→ Instructions for the task
How many lines in this data contain the string "Semigorskaja"? Reply with the number only.

→ Record extracts
::::

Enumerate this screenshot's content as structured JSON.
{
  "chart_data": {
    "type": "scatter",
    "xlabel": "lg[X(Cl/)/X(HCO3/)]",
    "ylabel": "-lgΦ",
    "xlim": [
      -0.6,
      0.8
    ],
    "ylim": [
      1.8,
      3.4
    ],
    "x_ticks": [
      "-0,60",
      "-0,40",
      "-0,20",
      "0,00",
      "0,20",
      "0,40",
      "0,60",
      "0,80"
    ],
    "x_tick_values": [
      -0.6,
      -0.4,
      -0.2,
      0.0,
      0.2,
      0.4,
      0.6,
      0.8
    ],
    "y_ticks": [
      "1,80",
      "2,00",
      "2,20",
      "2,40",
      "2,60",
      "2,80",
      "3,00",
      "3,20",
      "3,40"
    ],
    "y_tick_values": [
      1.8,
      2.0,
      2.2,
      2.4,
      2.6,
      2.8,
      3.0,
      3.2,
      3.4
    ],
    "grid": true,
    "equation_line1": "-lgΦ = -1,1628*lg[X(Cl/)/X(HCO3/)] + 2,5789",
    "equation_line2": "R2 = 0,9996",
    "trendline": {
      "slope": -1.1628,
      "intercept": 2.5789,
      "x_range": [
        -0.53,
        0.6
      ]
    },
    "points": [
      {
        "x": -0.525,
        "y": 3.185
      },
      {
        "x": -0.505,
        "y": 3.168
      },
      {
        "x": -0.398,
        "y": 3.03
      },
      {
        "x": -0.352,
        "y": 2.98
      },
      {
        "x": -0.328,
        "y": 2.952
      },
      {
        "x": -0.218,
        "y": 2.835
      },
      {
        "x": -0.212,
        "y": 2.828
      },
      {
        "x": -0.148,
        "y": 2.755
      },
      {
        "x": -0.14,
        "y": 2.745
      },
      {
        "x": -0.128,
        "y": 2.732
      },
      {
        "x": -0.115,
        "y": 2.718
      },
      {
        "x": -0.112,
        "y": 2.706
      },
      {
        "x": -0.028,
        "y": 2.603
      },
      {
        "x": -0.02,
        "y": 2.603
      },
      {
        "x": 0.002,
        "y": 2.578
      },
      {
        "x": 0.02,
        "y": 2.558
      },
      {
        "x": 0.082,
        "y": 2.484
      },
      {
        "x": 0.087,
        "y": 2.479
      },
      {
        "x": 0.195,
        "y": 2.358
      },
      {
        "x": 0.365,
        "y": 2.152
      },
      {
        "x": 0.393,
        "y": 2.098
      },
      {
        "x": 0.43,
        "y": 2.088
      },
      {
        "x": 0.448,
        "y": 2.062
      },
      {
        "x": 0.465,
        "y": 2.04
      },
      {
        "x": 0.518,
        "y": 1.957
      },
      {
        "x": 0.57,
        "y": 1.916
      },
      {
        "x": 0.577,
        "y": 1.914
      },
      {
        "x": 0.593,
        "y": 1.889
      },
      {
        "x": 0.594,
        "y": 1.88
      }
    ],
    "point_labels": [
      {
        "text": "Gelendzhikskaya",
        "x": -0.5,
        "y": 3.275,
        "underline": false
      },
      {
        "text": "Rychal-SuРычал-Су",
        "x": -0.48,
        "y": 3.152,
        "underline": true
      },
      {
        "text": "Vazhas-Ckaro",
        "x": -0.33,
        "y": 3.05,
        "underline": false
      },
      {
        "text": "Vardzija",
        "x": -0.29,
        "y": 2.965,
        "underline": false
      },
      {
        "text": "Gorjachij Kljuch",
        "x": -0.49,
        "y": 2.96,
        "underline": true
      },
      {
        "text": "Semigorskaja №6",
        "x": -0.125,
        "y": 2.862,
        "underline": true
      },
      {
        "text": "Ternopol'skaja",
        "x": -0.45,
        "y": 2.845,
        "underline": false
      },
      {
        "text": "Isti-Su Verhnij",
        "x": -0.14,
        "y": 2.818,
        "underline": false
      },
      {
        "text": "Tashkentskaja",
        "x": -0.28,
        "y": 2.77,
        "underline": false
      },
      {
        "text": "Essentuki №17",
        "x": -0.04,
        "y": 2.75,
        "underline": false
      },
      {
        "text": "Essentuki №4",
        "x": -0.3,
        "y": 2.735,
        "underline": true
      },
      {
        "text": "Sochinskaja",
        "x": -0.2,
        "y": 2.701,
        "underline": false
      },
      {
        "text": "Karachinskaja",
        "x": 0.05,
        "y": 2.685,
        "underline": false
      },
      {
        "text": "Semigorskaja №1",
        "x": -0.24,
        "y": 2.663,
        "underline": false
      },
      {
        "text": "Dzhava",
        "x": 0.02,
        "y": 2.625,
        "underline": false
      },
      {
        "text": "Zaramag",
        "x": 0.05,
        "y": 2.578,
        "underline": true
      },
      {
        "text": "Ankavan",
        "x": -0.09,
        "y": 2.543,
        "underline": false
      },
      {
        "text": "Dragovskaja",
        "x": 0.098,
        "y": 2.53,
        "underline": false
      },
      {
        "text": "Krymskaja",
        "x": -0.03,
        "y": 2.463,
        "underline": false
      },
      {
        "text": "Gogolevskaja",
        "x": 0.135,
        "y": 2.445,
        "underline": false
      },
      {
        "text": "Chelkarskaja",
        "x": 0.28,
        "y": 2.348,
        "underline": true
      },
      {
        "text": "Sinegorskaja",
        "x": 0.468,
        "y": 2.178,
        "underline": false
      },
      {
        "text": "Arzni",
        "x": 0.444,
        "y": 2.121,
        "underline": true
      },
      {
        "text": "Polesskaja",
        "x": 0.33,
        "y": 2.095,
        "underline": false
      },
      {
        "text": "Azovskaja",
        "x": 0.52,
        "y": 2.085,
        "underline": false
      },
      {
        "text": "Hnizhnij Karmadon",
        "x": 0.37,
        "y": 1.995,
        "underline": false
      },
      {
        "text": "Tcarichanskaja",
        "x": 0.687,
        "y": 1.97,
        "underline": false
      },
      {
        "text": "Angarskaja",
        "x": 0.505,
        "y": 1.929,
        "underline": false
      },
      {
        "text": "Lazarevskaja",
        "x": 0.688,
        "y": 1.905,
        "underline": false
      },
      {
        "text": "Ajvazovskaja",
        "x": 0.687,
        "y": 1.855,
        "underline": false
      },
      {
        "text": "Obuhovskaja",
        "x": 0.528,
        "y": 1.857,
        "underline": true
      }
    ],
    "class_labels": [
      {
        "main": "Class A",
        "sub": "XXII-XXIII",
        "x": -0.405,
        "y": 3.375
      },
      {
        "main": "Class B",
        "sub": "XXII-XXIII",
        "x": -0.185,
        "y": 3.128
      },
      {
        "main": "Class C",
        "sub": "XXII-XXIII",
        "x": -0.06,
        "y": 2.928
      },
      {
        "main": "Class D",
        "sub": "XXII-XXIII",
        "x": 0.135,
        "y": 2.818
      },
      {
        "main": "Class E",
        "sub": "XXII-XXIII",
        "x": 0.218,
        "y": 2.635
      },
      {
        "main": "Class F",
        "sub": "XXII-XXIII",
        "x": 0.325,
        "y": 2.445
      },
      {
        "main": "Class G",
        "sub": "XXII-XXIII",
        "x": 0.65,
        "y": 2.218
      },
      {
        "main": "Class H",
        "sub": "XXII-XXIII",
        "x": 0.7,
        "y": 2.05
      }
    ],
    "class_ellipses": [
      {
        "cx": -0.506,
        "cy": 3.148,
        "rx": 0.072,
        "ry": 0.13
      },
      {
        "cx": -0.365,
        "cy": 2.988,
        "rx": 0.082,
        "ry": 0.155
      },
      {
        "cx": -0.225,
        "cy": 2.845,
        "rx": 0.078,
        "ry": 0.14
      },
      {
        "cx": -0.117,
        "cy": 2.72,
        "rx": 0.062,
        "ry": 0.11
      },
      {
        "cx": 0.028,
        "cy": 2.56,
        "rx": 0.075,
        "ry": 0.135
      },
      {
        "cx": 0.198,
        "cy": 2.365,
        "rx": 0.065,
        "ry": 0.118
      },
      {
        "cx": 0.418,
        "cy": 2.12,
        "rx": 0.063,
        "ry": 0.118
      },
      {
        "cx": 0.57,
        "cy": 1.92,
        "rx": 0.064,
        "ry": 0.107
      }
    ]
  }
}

::::

→ Answer below
2